• [Prompt]
Filter these entries so that only lines with the word "JSON" remain.
═════ Data listing
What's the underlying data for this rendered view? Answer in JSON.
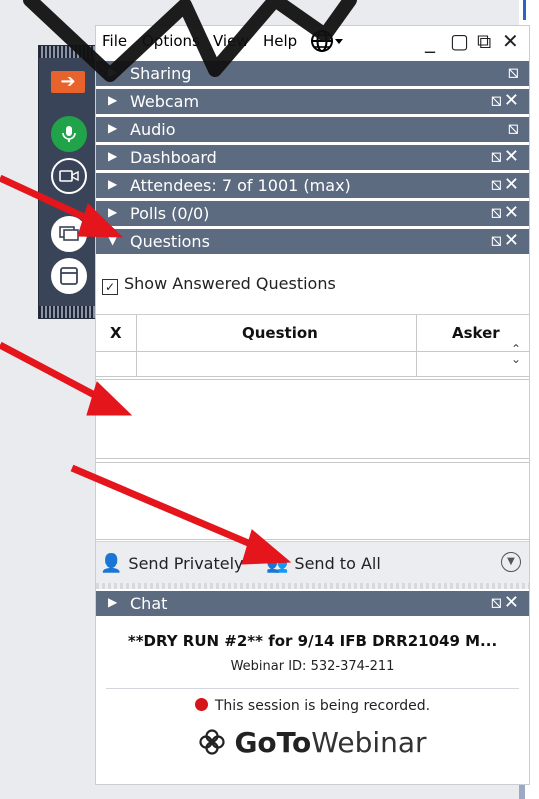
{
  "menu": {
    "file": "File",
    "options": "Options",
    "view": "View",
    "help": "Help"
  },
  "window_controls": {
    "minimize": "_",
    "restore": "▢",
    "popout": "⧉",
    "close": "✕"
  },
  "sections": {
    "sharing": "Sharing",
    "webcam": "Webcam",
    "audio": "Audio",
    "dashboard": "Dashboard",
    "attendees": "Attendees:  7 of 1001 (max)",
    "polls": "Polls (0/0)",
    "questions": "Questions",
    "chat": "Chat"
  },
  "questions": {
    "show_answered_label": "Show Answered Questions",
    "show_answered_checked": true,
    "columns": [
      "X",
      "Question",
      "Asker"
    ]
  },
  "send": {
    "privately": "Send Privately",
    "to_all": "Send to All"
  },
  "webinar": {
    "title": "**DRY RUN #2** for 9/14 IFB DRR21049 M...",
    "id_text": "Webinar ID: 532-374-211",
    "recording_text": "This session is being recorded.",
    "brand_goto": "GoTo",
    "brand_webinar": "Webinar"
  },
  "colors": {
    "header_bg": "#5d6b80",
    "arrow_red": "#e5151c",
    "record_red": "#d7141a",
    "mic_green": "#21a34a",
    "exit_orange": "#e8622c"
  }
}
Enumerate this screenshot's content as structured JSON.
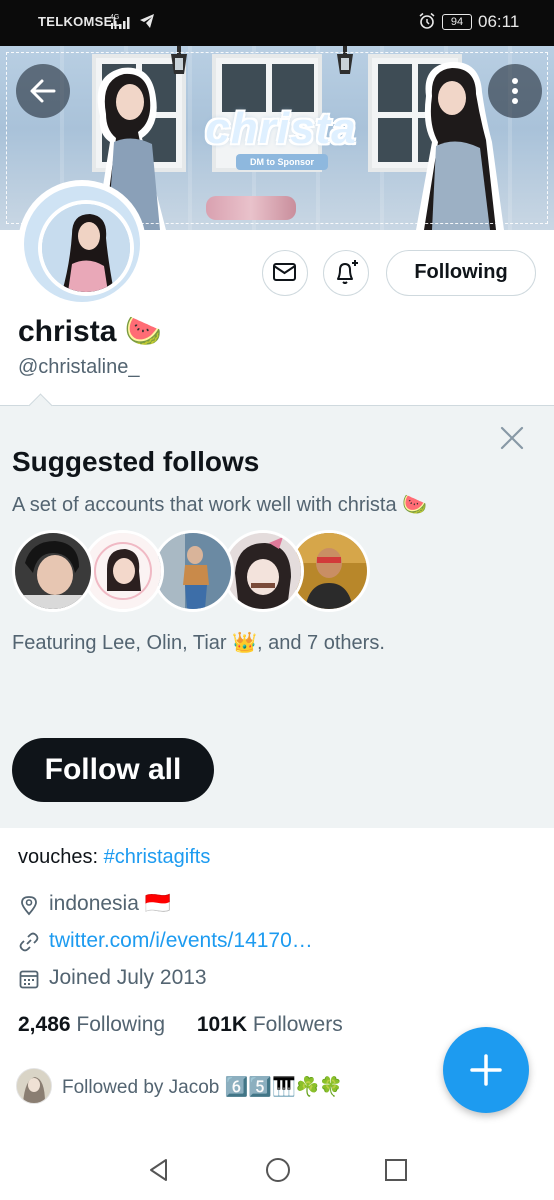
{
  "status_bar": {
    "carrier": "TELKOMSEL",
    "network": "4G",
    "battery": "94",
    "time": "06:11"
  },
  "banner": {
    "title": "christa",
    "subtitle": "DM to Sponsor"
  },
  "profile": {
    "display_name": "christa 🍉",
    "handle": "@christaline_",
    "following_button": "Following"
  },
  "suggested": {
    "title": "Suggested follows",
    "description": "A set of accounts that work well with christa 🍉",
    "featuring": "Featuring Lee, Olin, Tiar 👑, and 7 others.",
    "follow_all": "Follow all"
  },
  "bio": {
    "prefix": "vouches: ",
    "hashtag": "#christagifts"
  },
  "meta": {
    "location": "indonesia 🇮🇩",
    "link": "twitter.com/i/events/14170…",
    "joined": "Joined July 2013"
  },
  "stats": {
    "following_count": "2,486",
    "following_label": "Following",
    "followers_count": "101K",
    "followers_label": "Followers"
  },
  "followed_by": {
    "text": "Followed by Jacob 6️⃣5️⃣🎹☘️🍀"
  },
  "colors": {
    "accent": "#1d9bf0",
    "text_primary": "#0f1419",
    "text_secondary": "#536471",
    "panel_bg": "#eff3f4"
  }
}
══════════
• [Response to this task]
What's the underlying data for this rendered view? Answer in JSON.
Enumerate this screenshot's content as structured JSON.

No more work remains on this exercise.